### Job
Find each line with the word "name" and copy it.

____________________

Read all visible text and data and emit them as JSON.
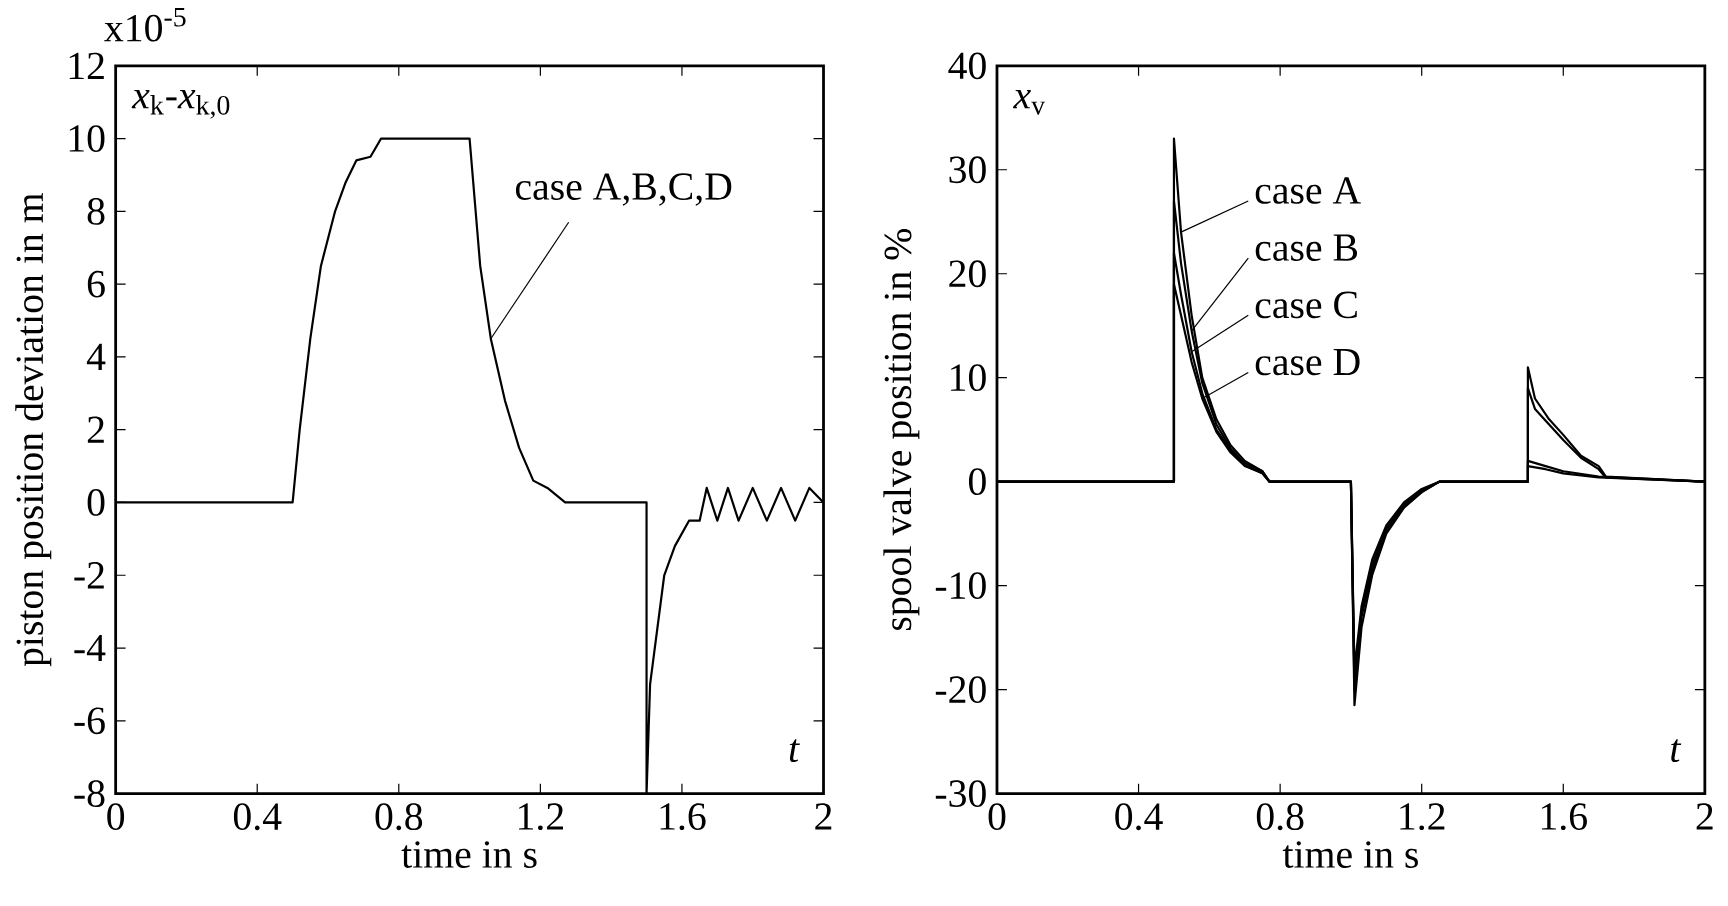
{
  "chart_data": [
    {
      "type": "line",
      "xlabel": "time in s",
      "ylabel": "piston position deviation in m",
      "xlim": [
        0,
        2
      ],
      "xticks": [
        0,
        0.4,
        0.8,
        1.2,
        1.6,
        2
      ],
      "ylim": [
        -8,
        12
      ],
      "yticks": [
        -8,
        -6,
        -4,
        -2,
        0,
        2,
        4,
        6,
        8,
        10,
        12
      ],
      "annotations": [
        "x10$^{-5}$",
        "*x*$_{k}$-*x*$_{k,0}$",
        "*t*"
      ],
      "series": [
        {
          "name": "case A,B,C,D",
          "color": "#000000",
          "x": [
            0,
            0.5,
            0.52,
            0.55,
            0.58,
            0.62,
            0.65,
            0.68,
            0.72,
            0.75,
            1.0,
            1.03,
            1.06,
            1.1,
            1.14,
            1.18,
            1.22,
            1.27,
            1.5,
            1.5,
            1.51,
            1.53,
            1.55,
            1.58,
            1.62,
            1.65,
            1.67,
            1.7,
            1.73,
            1.76,
            1.8,
            1.84,
            1.88,
            1.92,
            1.96,
            2
          ],
          "values": [
            0,
            0,
            2,
            4.5,
            6.5,
            8,
            8.8,
            9.4,
            9.5,
            10,
            10,
            6.5,
            4.5,
            2.8,
            1.5,
            0.6,
            0.4,
            0,
            0,
            -8,
            -5,
            -3.5,
            -2,
            -1.2,
            -0.5,
            -0.5,
            0.4,
            -0.5,
            0.4,
            -0.5,
            0.4,
            -0.5,
            0.4,
            -0.5,
            0.4,
            0
          ]
        }
      ]
    },
    {
      "type": "line",
      "xlabel": "time in s",
      "ylabel": "spool valve position in %",
      "xlim": [
        0,
        2
      ],
      "xticks": [
        0,
        0.4,
        0.8,
        1.2,
        1.6,
        2
      ],
      "ylim": [
        -30,
        40
      ],
      "yticks": [
        -30,
        -20,
        -10,
        0,
        10,
        20,
        30,
        40
      ],
      "annotations": [
        "*x*$_{v}$",
        "*t*"
      ],
      "legend": "top",
      "series": [
        {
          "name": "case A",
          "color": "#000000",
          "x": [
            0,
            0.5,
            0.5,
            0.52,
            0.55,
            0.58,
            0.62,
            0.66,
            0.7,
            0.75,
            0.77,
            1.0,
            1.01,
            1.03,
            1.06,
            1.1,
            1.15,
            1.2,
            1.25,
            1.5,
            1.5,
            1.52,
            1.56,
            1.6,
            1.65,
            1.7,
            1.72,
            2
          ],
          "values": [
            0,
            0,
            33,
            24,
            16,
            10,
            6,
            3.5,
            2,
            1,
            0,
            0,
            -21.5,
            -14,
            -9,
            -5,
            -2.5,
            -1,
            0,
            0,
            11,
            8,
            6,
            4.5,
            2.5,
            1.5,
            0.5,
            0
          ]
        },
        {
          "name": "case B",
          "color": "#000000",
          "x": [
            0,
            0.5,
            0.5,
            0.52,
            0.55,
            0.58,
            0.62,
            0.66,
            0.7,
            0.75,
            0.77,
            1.0,
            1.01,
            1.03,
            1.06,
            1.1,
            1.15,
            1.2,
            1.25,
            1.5,
            1.5,
            1.52,
            1.56,
            1.6,
            1.65,
            1.7,
            1.72,
            2
          ],
          "values": [
            0,
            0,
            27,
            21,
            14.5,
            9.5,
            5.5,
            3.2,
            1.8,
            1,
            0,
            0,
            -20,
            -13,
            -8.5,
            -4.8,
            -2.4,
            -1,
            0,
            0,
            9,
            7,
            5.5,
            4,
            2.3,
            1.2,
            0.4,
            0
          ]
        },
        {
          "name": "case C",
          "color": "#000000",
          "x": [
            0,
            0.5,
            0.5,
            0.52,
            0.55,
            0.58,
            0.62,
            0.66,
            0.7,
            0.75,
            0.77,
            1.0,
            1.01,
            1.03,
            1.06,
            1.1,
            1.15,
            1.2,
            1.25,
            1.5,
            1.5,
            1.55,
            1.6,
            1.7,
            2
          ],
          "values": [
            0,
            0,
            22,
            18,
            12.5,
            8.5,
            5,
            3,
            1.6,
            0.8,
            0,
            0,
            -19,
            -12.5,
            -8,
            -4.5,
            -2.2,
            -0.8,
            0,
            0,
            2,
            1.5,
            1,
            0.5,
            0
          ]
        },
        {
          "name": "case D",
          "color": "#000000",
          "x": [
            0,
            0.5,
            0.5,
            0.52,
            0.55,
            0.58,
            0.62,
            0.66,
            0.7,
            0.75,
            0.77,
            1.0,
            1.01,
            1.03,
            1.06,
            1.1,
            1.15,
            1.2,
            1.25,
            1.5,
            1.5,
            1.55,
            1.6,
            1.7,
            2
          ],
          "values": [
            0,
            0,
            19,
            16,
            11.5,
            8,
            4.8,
            2.8,
            1.5,
            0.8,
            0,
            0,
            -18,
            -12,
            -7.5,
            -4.2,
            -2,
            -0.7,
            0,
            0,
            1.5,
            1.2,
            0.8,
            0.4,
            0
          ]
        }
      ]
    }
  ]
}
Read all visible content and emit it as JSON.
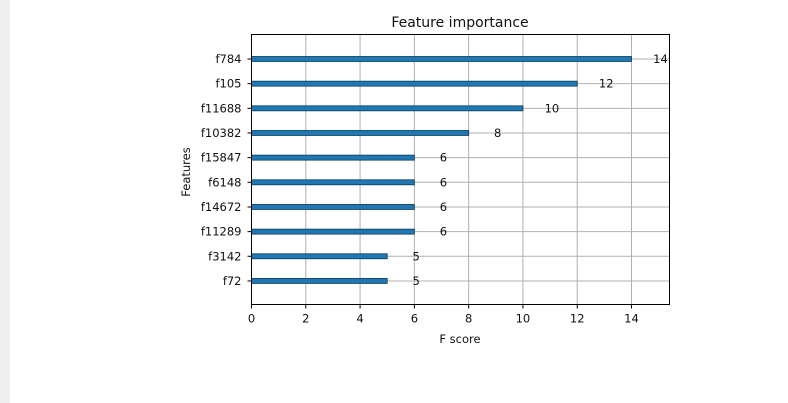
{
  "chart_data": {
    "type": "bar",
    "orientation": "horizontal",
    "title": "Feature importance",
    "xlabel": "F score",
    "ylabel": "Features",
    "categories": [
      "f784",
      "f105",
      "f11688",
      "f10382",
      "f15847",
      "f6148",
      "f14672",
      "f11289",
      "f3142",
      "f72"
    ],
    "values": [
      14,
      12,
      10,
      8,
      6,
      6,
      6,
      6,
      5,
      5
    ],
    "data_labels": [
      "14",
      "12",
      "10",
      "8",
      "6",
      "6",
      "6",
      "6",
      "5",
      "5"
    ],
    "xlim": [
      0,
      15.4
    ],
    "xticks": [
      "0",
      "2",
      "4",
      "6",
      "8",
      "10",
      "12",
      "14"
    ],
    "grid": true,
    "bar_color": "#1f77b4"
  }
}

____________________

### Final result
          "name": "case A,B,C,D",
          "name": "case A",
          "name": "case B",
          "name": "case C",
          "name": "case D",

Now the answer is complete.